» Work to be completed:
Say how many lines in the records include the string "plus", adding no other words.

» Supplied records:
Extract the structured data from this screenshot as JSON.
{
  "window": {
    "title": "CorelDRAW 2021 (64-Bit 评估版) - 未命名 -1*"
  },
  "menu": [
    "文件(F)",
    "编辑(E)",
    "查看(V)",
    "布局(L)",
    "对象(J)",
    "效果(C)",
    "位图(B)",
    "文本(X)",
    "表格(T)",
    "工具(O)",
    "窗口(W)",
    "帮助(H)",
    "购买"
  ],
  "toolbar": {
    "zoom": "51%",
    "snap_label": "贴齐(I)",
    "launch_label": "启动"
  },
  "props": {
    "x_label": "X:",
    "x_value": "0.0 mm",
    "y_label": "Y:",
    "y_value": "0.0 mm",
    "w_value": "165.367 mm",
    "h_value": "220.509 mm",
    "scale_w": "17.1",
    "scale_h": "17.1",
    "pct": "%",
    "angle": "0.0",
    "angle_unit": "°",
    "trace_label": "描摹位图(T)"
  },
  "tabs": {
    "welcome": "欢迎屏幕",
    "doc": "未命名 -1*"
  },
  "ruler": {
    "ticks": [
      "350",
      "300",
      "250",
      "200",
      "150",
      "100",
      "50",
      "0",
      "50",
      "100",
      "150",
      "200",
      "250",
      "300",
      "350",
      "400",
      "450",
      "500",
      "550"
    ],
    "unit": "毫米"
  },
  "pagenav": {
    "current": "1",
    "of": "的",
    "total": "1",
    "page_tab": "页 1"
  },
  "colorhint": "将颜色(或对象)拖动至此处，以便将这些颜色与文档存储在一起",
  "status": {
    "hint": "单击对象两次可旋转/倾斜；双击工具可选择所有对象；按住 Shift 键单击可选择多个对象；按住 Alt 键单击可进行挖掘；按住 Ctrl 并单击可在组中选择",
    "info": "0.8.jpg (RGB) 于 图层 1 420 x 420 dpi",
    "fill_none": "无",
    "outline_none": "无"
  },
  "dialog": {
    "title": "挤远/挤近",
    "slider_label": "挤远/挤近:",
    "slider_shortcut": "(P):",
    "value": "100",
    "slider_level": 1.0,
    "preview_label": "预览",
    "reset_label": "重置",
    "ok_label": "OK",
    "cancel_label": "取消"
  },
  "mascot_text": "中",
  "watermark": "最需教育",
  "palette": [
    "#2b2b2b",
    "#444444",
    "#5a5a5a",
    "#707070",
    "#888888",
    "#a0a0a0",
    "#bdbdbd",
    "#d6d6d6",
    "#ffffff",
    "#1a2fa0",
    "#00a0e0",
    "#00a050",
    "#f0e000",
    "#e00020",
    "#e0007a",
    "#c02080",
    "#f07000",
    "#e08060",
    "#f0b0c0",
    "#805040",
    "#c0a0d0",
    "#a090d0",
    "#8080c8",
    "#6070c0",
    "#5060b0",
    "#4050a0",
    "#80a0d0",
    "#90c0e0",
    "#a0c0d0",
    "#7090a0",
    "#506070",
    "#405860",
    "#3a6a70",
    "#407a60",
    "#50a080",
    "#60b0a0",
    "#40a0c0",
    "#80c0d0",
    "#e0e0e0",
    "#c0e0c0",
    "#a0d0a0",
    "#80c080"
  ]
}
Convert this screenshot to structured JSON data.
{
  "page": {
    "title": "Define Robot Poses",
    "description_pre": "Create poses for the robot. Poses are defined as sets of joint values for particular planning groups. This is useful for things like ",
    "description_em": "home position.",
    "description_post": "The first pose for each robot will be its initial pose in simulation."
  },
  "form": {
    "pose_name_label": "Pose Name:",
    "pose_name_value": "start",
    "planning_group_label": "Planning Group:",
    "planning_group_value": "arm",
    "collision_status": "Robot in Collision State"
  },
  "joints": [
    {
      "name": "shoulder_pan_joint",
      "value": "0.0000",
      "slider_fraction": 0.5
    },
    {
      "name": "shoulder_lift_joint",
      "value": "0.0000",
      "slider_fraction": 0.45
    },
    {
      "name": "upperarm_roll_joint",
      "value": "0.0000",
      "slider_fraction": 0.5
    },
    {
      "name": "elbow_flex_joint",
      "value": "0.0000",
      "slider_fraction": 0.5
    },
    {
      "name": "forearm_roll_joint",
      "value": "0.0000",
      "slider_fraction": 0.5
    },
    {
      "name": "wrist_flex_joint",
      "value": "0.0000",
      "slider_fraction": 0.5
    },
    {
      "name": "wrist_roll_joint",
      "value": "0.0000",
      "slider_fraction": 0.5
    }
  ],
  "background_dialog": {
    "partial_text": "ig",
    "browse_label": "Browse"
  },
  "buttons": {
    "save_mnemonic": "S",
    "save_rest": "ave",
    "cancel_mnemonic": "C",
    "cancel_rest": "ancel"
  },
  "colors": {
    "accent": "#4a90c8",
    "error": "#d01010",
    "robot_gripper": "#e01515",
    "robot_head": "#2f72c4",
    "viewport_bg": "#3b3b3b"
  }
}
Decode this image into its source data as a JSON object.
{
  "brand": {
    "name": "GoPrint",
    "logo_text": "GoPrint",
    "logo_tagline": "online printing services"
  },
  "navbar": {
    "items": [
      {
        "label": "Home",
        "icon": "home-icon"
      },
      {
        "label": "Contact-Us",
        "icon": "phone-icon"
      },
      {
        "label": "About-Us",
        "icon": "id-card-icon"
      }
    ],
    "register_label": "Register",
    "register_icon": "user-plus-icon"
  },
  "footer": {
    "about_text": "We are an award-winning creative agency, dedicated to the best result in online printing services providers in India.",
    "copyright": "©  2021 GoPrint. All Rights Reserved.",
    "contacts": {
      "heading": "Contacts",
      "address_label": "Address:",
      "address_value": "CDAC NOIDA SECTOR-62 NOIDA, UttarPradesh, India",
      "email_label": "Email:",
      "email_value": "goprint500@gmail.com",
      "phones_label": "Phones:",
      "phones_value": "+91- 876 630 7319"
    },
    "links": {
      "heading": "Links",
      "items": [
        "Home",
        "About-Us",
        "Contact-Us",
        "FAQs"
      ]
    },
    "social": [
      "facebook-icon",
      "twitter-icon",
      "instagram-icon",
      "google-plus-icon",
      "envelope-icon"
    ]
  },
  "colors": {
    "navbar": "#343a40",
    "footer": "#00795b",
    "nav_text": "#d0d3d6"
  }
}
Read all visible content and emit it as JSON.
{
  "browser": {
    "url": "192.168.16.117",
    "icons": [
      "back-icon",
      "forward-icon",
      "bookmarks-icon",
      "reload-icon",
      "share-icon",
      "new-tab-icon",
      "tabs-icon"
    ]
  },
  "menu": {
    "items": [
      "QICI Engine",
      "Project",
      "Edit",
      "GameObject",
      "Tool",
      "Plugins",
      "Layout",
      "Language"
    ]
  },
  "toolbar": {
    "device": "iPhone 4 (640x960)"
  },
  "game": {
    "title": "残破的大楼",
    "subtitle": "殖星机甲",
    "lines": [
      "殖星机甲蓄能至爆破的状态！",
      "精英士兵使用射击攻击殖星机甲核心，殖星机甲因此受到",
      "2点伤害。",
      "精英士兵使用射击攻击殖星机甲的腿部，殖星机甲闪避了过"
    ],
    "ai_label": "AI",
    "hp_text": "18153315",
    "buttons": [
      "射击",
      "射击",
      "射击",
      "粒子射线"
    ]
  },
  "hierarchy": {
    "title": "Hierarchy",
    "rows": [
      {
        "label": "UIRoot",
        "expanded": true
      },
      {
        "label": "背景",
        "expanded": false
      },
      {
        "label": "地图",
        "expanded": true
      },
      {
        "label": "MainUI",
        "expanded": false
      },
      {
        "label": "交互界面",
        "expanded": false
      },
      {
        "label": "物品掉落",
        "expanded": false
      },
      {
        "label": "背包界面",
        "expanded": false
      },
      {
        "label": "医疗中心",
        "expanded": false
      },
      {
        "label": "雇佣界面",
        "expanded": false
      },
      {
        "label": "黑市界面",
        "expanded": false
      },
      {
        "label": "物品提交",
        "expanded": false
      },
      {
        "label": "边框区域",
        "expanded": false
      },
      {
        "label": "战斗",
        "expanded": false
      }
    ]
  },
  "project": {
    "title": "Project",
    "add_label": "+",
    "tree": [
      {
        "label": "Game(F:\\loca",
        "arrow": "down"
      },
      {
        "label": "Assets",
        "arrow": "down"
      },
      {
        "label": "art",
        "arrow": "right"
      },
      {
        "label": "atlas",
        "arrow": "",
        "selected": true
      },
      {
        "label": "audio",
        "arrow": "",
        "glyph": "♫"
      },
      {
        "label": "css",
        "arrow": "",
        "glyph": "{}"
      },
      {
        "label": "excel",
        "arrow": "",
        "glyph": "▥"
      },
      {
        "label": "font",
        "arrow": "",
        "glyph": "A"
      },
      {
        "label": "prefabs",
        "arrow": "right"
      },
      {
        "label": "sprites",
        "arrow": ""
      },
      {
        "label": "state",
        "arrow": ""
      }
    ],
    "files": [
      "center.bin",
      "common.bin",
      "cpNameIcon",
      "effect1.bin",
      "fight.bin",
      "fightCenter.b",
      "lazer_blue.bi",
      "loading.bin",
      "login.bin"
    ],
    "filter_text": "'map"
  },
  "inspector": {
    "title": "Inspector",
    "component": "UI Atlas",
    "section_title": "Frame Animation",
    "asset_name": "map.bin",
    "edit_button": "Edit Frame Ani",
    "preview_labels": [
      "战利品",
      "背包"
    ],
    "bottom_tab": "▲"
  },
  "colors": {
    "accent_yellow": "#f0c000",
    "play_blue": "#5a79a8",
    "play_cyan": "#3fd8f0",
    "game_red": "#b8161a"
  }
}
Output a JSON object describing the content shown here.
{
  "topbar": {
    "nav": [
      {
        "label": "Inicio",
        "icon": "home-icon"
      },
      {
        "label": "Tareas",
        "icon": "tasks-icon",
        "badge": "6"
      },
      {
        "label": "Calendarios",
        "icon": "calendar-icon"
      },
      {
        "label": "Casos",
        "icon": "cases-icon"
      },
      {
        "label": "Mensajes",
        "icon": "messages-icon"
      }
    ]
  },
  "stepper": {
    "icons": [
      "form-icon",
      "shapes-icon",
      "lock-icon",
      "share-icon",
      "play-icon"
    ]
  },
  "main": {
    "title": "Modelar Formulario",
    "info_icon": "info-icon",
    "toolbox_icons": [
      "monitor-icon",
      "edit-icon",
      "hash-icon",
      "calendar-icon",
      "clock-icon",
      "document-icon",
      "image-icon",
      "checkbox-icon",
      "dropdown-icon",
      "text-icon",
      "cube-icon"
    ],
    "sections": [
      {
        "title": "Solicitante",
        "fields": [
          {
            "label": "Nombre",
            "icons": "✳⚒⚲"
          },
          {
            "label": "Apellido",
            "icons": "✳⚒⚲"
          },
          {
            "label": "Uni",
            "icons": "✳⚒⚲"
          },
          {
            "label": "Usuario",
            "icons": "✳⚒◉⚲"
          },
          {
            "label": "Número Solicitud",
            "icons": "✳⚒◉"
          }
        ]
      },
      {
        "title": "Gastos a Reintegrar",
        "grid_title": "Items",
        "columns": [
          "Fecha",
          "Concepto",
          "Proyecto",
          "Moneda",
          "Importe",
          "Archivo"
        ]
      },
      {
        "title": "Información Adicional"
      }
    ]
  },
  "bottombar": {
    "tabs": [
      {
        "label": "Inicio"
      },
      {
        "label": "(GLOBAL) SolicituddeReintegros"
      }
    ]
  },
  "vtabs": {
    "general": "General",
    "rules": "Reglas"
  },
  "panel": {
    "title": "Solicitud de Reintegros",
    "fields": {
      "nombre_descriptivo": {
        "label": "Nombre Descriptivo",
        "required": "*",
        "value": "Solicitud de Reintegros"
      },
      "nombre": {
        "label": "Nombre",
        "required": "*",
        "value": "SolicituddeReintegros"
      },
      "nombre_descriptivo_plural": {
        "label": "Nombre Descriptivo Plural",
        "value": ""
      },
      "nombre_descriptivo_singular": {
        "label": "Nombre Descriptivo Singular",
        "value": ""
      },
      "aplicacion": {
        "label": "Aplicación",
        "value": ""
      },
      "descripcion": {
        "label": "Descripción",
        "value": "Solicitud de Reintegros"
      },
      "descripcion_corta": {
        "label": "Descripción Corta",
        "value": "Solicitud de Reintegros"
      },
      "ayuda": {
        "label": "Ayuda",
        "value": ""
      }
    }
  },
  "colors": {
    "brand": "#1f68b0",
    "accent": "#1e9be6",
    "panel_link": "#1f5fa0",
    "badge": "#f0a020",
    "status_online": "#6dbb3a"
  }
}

» The result:
2